_BRIEF_
Exclude the pictures and retype the entries as written.
*** AVAILABLE DATA ***
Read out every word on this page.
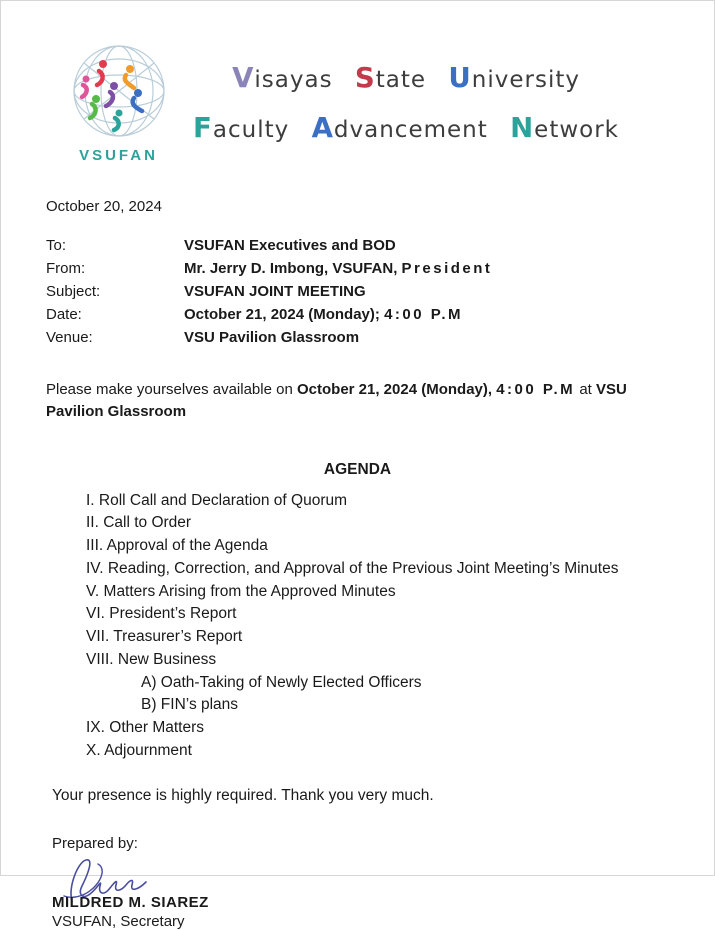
VSUFAN
Visayas State University
Faculty Advancement Network
October 20, 2024
To:	VSUFAN Executives and BOD
From:	Mr. Jerry D. Imbong, VSUFAN, President
Subject:	VSUFAN JOINT MEETING
Date:	October 21, 2024 (Monday); 4:00 P.M
Venue:	VSU Pavilion Glassroom

Please make yourselves available on October 21, 2024 (Monday), 4:00 P.M at VSU Pavilion Glassroom

AGENDA
I. Roll Call and Declaration of Quorum
II. Call to Order
III. Approval of the Agenda
IV. Reading, Correction, and Approval of the Previous Joint Meeting’s Minutes
V. Matters Arising from the Approved Minutes
VI. President’s Report
VII. Treasurer’s Report
VIII. New Business
A) Oath-Taking of Newly Elected Officers
B) FIN’s plans
IX. Other Matters
X. Adjournment

Your presence is highly required. Thank you very much.

Prepared by:
MILDRED M. SIAREZ
VSUFAN, Secretary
***
_CORRECT OUTPUT_
Read out every word on this page.
VSUFAN
Visayas State University
Faculty Advancement Network
October 20, 2024
To:	VSUFAN Executives and BOD
From:	Mr. Jerry D. Imbong, VSUFAN, President
Subject:	VSUFAN JOINT MEETING
Date:	October 21, 2024 (Monday); 4:00 P.M
Venue:	VSU Pavilion Glassroom

Please make yourselves available on October 21, 2024 (Monday), 4:00 P.M at VSU Pavilion Glassroom

AGENDA
I. Roll Call and Declaration of Quorum
II. Call to Order
III. Approval of the Agenda
IV. Reading, Correction, and Approval of the Previous Joint Meeting’s Minutes
V. Matters Arising from the Approved Minutes
VI. President’s Report
VII. Treasurer’s Report
VIII. New Business
A) Oath-Taking of Newly Elected Officers
B) FIN’s plans
IX. Other Matters
X. Adjournment

Your presence is highly required. Thank you very much.

Prepared by:
MILDRED M. SIAREZ
VSUFAN, Secretary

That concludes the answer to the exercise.